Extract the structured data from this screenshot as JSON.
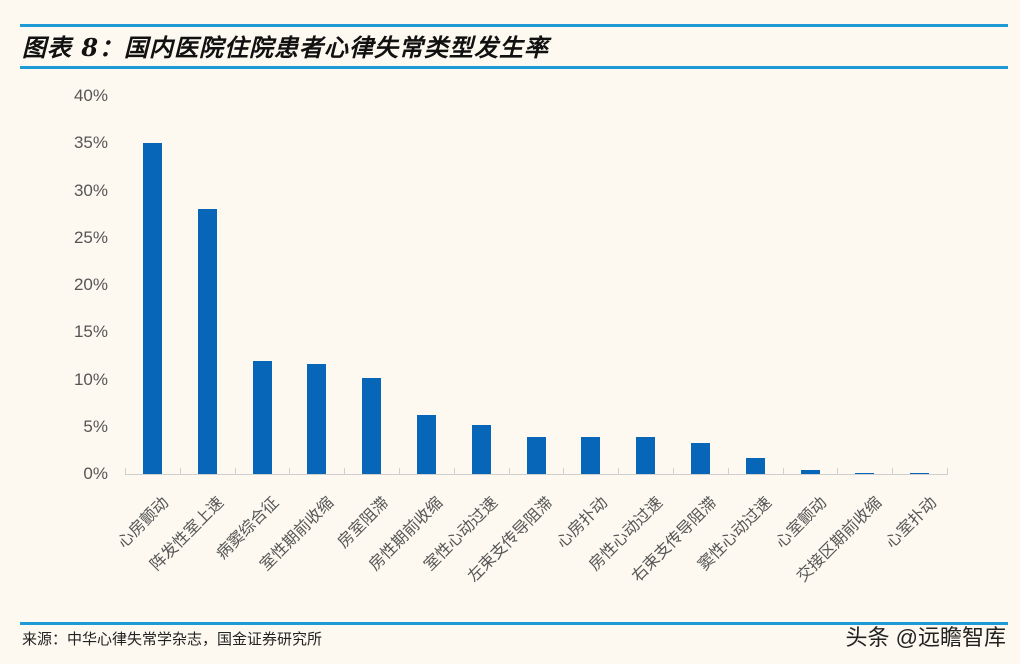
{
  "header": {
    "title": "图表 8：国内医院住院患者心律失常类型发生率"
  },
  "footer": {
    "source": "来源：中华心律失常学杂志，国金证券研究所",
    "watermark": "头条 @远瞻智库"
  },
  "colors": {
    "bar": "#0766b8",
    "rule": "#1e9ad6",
    "background": "#fdf9f0"
  },
  "y_ticks": [
    "0%",
    "5%",
    "10%",
    "15%",
    "20%",
    "25%",
    "30%",
    "35%",
    "40%"
  ],
  "chart_data": {
    "type": "bar",
    "title": "国内医院住院患者心律失常类型发生率",
    "xlabel": "",
    "ylabel": "",
    "ylim": [
      0,
      40
    ],
    "y_unit": "%",
    "grid": false,
    "legend": "none",
    "categories": [
      "心房颤动",
      "阵发性室上速",
      "病窦综合征",
      "室性期前收缩",
      "房室阻滞",
      "房性期前收缩",
      "室性心动过速",
      "左束支传导阻滞",
      "心房扑动",
      "房性心动过速",
      "右束支传导阻滞",
      "窦性心动过速",
      "心室颤动",
      "交接区期前收缩",
      "心室扑动"
    ],
    "values": [
      35.0,
      28.0,
      12.0,
      11.6,
      10.2,
      6.2,
      5.2,
      3.9,
      3.9,
      3.9,
      3.3,
      1.7,
      0.4,
      0.15,
      0.1
    ]
  }
}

◇ ◇ ◇

**EXERCISE INSTRUCTIONS**
Give back every line exactly as it stands, pictures excluded.

**IN RESPONSE**
Extract the structured data from this screenshot as JSON.
{
  "header": {
    "title": "图表 8：国内医院住院患者心律失常类型发生率"
  },
  "footer": {
    "source": "来源：中华心律失常学杂志，国金证券研究所",
    "watermark": "头条 @远瞻智库"
  },
  "colors": {
    "bar": "#0766b8",
    "rule": "#1e9ad6",
    "background": "#fdf9f0"
  },
  "y_ticks": [
    "0%",
    "5%",
    "10%",
    "15%",
    "20%",
    "25%",
    "30%",
    "35%",
    "40%"
  ],
  "chart_data": {
    "type": "bar",
    "title": "国内医院住院患者心律失常类型发生率",
    "xlabel": "",
    "ylabel": "",
    "ylim": [
      0,
      40
    ],
    "y_unit": "%",
    "grid": false,
    "legend": "none",
    "categories": [
      "心房颤动",
      "阵发性室上速",
      "病窦综合征",
      "室性期前收缩",
      "房室阻滞",
      "房性期前收缩",
      "室性心动过速",
      "左束支传导阻滞",
      "心房扑动",
      "房性心动过速",
      "右束支传导阻滞",
      "窦性心动过速",
      "心室颤动",
      "交接区期前收缩",
      "心室扑动"
    ],
    "values": [
      35.0,
      28.0,
      12.0,
      11.6,
      10.2,
      6.2,
      5.2,
      3.9,
      3.9,
      3.9,
      3.3,
      1.7,
      0.4,
      0.15,
      0.1
    ]
  }
}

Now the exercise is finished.